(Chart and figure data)
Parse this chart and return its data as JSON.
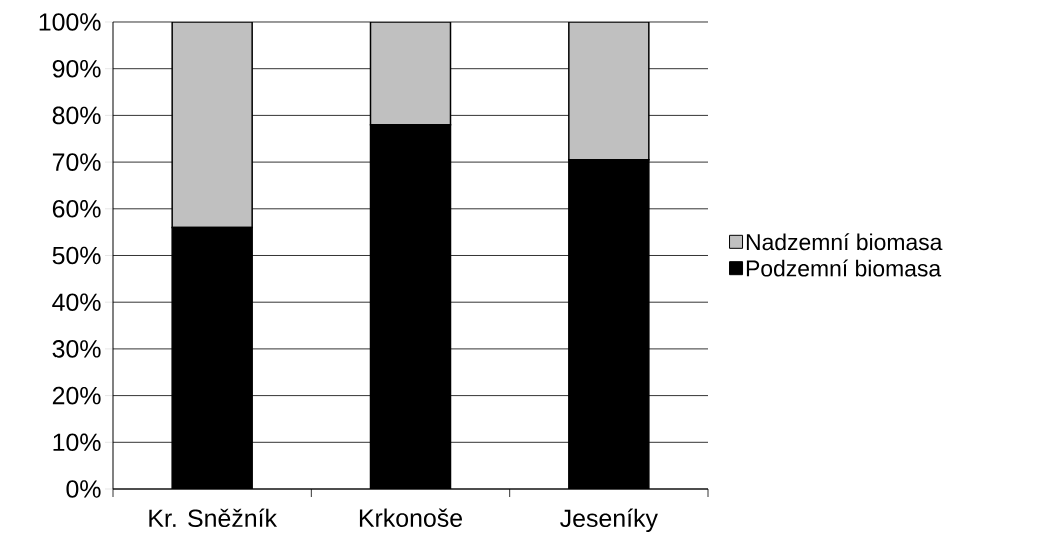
{
  "chart_data": {
    "type": "bar",
    "stacked": true,
    "categories": [
      "Kr. Sněžník",
      "Krkonoše",
      "Jeseníky"
    ],
    "series": [
      {
        "name": "Podzemní biomasa",
        "color": "#000000",
        "values": [
          56,
          78,
          70.5
        ]
      },
      {
        "name": "Nadzemní biomasa",
        "color": "#c0c0c0",
        "values": [
          44,
          22,
          29.5
        ]
      }
    ],
    "ylim": [
      0,
      100
    ],
    "yticks": [
      {
        "value": 0,
        "label": "0%"
      },
      {
        "value": 10,
        "label": "10%"
      },
      {
        "value": 20,
        "label": "20%"
      },
      {
        "value": 30,
        "label": "30%"
      },
      {
        "value": 40,
        "label": "40%"
      },
      {
        "value": 50,
        "label": "50%"
      },
      {
        "value": 60,
        "label": "60%"
      },
      {
        "value": 70,
        "label": "70%"
      },
      {
        "value": 80,
        "label": "80%"
      },
      {
        "value": 90,
        "label": "90%"
      },
      {
        "value": 100,
        "label": "100%"
      }
    ],
    "grid": "y",
    "legend": "right"
  }
}
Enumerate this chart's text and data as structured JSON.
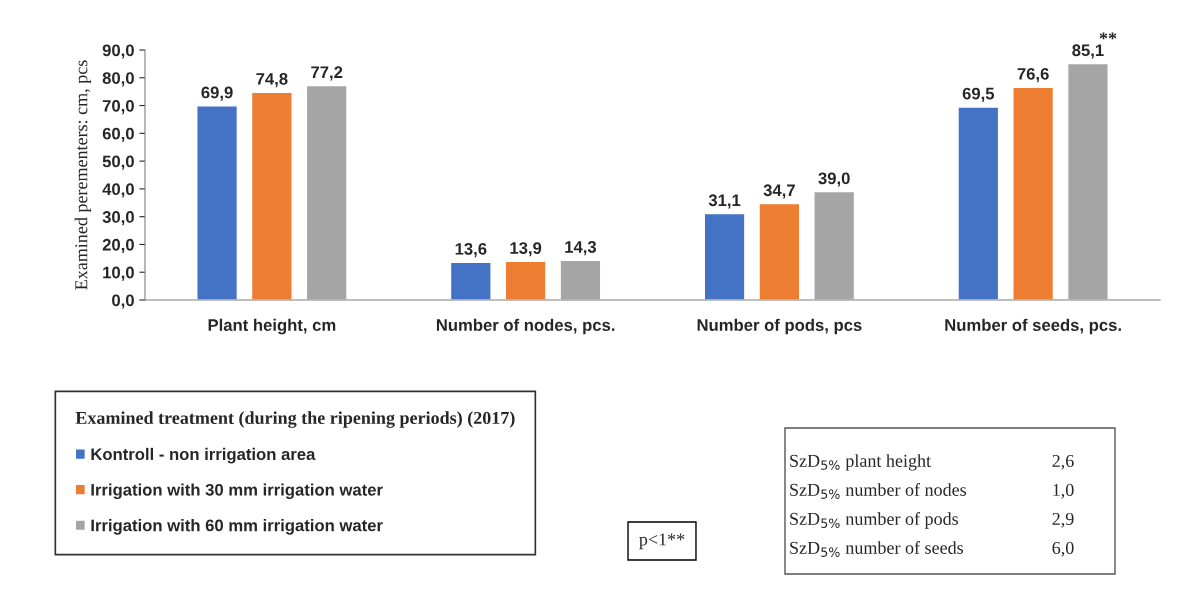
{
  "chart_data": {
    "type": "bar",
    "ylabel": "Examined perementers: cm, pcs",
    "legend_title": "Examined treatment (during the ripening periods) (2017)",
    "categories": [
      "Plant height, cm",
      "Number of nodes, pcs.",
      "Number of pods, pcs",
      "Number of seeds, pcs."
    ],
    "series": [
      {
        "name": "Kontroll - non irrigation area",
        "color": "#4472c4",
        "values": [
          69.9,
          13.6,
          31.1,
          69.5
        ],
        "value_labels": [
          "69,9",
          "13,6",
          "31,1",
          "69,5"
        ]
      },
      {
        "name": "Irrigation with 30 mm irrigation water",
        "color": "#ed7d31",
        "values": [
          74.8,
          13.9,
          34.7,
          76.6
        ],
        "value_labels": [
          "74,8",
          "13,9",
          "34,7",
          "76,6"
        ]
      },
      {
        "name": "Irrigation with 60 mm irrigation water",
        "color": "#a5a5a5",
        "values": [
          77.2,
          14.3,
          39.0,
          85.1
        ],
        "value_labels": [
          "77,2",
          "14,3",
          "39,0",
          "85,1"
        ]
      }
    ],
    "ylim": [
      0,
      90
    ],
    "yticks": [
      {
        "value": 0,
        "label": "0,0"
      },
      {
        "value": 10,
        "label": "10,0"
      },
      {
        "value": 20,
        "label": "20,0"
      },
      {
        "value": 30,
        "label": "30,0"
      },
      {
        "value": 40,
        "label": "40,0"
      },
      {
        "value": 50,
        "label": "50,0"
      },
      {
        "value": 60,
        "label": "60,0"
      },
      {
        "value": 70,
        "label": "70,0"
      },
      {
        "value": 80,
        "label": "80,0"
      },
      {
        "value": 90,
        "label": "90,0"
      }
    ],
    "grid": false,
    "legend": "bottom left",
    "annotations": [
      "**",
      "p<1**",
      "SzD$_{5%}$ plant height",
      "2,6",
      "SzD$_{5%}$ number of nodes",
      "1,0",
      "SzD$_{5%}$ number of pods",
      "2,9",
      "SzD$_{5%}$ number of seeds",
      "6,0"
    ]
  }
}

— WORK TO BE COMPLETED —
Leave the images out and output the remaining material exactly as it stands.

— THE COMPLETED TASK —
Parse this chart and return its data as JSON.
{
  "chart_data": {
    "type": "bar",
    "stacked": true,
    "categories": [
      "Kr. Sněžník",
      "Krkonoše",
      "Jeseníky"
    ],
    "series": [
      {
        "name": "Podzemní biomasa",
        "color": "#000000",
        "values": [
          56,
          78,
          70.5
        ]
      },
      {
        "name": "Nadzemní biomasa",
        "color": "#c0c0c0",
        "values": [
          44,
          22,
          29.5
        ]
      }
    ],
    "ylim": [
      0,
      100
    ],
    "yticks": [
      {
        "value": 0,
        "label": "0%"
      },
      {
        "value": 10,
        "label": "10%"
      },
      {
        "value": 20,
        "label": "20%"
      },
      {
        "value": 30,
        "label": "30%"
      },
      {
        "value": 40,
        "label": "40%"
      },
      {
        "value": 50,
        "label": "50%"
      },
      {
        "value": 60,
        "label": "60%"
      },
      {
        "value": 70,
        "label": "70%"
      },
      {
        "value": 80,
        "label": "80%"
      },
      {
        "value": 90,
        "label": "90%"
      },
      {
        "value": 100,
        "label": "100%"
      }
    ],
    "grid": "y",
    "legend": "right"
  }
}
Enumerate this chart's text and data as structured JSON.
{
  "chart_data": {
    "type": "bar",
    "ylabel": "Examined perementers: cm, pcs",
    "legend_title": "Examined treatment (during the ripening periods) (2017)",
    "categories": [
      "Plant height, cm",
      "Number of nodes, pcs.",
      "Number of pods, pcs",
      "Number of seeds, pcs."
    ],
    "series": [
      {
        "name": "Kontroll - non irrigation area",
        "color": "#4472c4",
        "values": [
          69.9,
          13.6,
          31.1,
          69.5
        ],
        "value_labels": [
          "69,9",
          "13,6",
          "31,1",
          "69,5"
        ]
      },
      {
        "name": "Irrigation with 30 mm irrigation water",
        "color": "#ed7d31",
        "values": [
          74.8,
          13.9,
          34.7,
          76.6
        ],
        "value_labels": [
          "74,8",
          "13,9",
          "34,7",
          "76,6"
        ]
      },
      {
        "name": "Irrigation with 60 mm irrigation water",
        "color": "#a5a5a5",
        "values": [
          77.2,
          14.3,
          39.0,
          85.1
        ],
        "value_labels": [
          "77,2",
          "14,3",
          "39,0",
          "85,1"
        ]
      }
    ],
    "ylim": [
      0,
      90
    ],
    "yticks": [
      {
        "value": 0,
        "label": "0,0"
      },
      {
        "value": 10,
        "label": "10,0"
      },
      {
        "value": 20,
        "label": "20,0"
      },
      {
        "value": 30,
        "label": "30,0"
      },
      {
        "value": 40,
        "label": "40,0"
      },
      {
        "value": 50,
        "label": "50,0"
      },
      {
        "value": 60,
        "label": "60,0"
      },
      {
        "value": 70,
        "label": "70,0"
      },
      {
        "value": 80,
        "label": "80,0"
      },
      {
        "value": 90,
        "label": "90,0"
      }
    ],
    "grid": false,
    "legend": "bottom left",
    "annotations": [
      "**",
      "p<1**",
      "SzD$_{5%}$ plant height",
      "2,6",
      "SzD$_{5%}$ number of nodes",
      "1,0",
      "SzD$_{5%}$ number of pods",
      "2,9",
      "SzD$_{5%}$ number of seeds",
      "6,0"
    ]
  }
}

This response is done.